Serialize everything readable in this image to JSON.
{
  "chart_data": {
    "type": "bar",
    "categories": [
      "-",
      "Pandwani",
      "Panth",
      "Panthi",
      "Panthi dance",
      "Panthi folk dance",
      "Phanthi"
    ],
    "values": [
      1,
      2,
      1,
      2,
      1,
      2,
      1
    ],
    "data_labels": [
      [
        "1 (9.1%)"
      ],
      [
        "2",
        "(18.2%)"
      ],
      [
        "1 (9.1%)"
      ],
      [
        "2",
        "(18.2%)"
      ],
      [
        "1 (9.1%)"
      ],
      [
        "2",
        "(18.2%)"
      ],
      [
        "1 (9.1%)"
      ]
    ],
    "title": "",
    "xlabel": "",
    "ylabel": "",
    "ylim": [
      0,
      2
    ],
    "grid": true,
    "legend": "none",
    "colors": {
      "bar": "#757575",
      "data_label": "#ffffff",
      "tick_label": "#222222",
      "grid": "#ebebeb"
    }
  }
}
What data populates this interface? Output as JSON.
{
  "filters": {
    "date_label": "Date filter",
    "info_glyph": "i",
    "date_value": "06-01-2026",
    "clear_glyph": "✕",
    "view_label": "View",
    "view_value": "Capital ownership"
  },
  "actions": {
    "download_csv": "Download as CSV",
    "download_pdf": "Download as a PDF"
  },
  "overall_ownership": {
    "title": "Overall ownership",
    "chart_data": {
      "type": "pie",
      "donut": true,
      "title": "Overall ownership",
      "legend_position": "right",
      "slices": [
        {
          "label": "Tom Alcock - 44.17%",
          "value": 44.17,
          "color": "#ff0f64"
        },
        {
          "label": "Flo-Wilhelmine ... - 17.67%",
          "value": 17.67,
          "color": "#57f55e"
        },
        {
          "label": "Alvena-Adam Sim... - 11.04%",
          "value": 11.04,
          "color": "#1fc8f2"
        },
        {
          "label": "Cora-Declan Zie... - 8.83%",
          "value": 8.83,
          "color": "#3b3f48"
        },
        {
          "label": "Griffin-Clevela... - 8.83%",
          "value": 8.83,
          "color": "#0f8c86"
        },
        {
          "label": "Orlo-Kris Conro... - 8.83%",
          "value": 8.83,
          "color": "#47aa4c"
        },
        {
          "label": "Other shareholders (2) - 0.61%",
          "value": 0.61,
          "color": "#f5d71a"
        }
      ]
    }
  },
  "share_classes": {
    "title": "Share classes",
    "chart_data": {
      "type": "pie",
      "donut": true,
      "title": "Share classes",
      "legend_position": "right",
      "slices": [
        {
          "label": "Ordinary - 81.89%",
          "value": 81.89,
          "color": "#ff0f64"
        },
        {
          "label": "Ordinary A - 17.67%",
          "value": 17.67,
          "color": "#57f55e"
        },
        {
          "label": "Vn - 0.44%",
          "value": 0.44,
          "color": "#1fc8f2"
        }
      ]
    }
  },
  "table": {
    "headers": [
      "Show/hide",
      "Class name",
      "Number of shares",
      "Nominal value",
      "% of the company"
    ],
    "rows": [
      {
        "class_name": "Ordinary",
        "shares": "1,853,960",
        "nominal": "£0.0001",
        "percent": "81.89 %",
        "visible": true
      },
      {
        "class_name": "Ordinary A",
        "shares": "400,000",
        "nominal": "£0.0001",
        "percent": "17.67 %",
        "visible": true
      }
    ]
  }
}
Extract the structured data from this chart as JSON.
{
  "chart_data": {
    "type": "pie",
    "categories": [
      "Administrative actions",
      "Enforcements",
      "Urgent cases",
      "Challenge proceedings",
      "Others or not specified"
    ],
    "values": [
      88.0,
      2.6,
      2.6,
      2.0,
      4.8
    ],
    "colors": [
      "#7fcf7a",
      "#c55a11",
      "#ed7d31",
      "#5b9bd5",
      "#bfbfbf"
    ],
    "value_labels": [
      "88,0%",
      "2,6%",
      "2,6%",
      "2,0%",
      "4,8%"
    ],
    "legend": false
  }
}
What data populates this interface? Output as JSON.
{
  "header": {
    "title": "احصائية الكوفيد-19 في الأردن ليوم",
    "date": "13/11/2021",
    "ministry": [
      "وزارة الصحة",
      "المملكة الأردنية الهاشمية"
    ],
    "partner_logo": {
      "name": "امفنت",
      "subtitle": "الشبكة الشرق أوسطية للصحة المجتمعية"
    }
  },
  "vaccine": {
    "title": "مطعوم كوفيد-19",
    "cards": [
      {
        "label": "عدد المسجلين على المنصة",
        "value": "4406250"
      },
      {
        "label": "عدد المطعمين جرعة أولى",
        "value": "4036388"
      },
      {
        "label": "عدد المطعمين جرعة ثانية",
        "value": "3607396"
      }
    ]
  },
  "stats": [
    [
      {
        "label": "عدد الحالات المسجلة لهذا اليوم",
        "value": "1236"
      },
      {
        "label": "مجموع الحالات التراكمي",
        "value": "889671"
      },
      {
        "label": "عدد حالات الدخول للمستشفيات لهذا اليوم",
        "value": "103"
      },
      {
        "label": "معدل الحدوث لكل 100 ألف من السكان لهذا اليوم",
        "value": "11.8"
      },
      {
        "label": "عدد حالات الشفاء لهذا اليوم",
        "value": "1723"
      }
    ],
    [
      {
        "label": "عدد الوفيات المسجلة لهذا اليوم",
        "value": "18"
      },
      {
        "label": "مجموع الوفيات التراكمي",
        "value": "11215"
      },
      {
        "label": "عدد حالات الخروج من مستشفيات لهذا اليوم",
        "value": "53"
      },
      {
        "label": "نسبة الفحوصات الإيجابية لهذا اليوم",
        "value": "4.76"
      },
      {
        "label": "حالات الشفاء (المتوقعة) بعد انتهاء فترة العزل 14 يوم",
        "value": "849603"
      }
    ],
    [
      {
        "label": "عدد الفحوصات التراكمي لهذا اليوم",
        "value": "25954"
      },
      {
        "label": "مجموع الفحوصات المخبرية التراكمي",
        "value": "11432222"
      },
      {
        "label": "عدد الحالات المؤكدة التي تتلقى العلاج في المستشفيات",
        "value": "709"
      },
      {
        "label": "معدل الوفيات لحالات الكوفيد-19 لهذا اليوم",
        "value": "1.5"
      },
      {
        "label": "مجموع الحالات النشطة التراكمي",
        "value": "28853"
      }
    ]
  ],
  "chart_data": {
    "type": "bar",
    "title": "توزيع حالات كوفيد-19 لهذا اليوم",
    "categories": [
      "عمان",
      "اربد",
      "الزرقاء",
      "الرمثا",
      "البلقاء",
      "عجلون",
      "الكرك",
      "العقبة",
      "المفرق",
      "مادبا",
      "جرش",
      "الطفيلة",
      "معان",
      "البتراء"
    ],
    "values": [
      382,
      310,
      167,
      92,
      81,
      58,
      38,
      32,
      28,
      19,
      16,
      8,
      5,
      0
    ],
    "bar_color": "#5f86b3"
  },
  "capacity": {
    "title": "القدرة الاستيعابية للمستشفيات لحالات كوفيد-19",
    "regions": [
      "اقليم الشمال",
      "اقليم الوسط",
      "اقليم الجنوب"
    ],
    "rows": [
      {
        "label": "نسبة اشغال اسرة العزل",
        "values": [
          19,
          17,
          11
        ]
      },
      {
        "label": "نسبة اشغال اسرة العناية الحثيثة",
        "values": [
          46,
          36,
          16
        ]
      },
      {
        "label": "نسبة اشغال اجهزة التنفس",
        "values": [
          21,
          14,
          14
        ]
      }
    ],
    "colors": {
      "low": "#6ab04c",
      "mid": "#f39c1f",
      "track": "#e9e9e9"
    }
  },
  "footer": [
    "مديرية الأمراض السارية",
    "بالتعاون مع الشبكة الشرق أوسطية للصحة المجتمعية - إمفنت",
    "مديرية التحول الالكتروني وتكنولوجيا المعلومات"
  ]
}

- The problem:
Show each line of the listing that holds the string "المسجلة".

- The completed task:
        "label": "عدد الحالات المسجلة لهذا اليوم",
        "label": "عدد الوفيات المسجلة لهذا اليوم",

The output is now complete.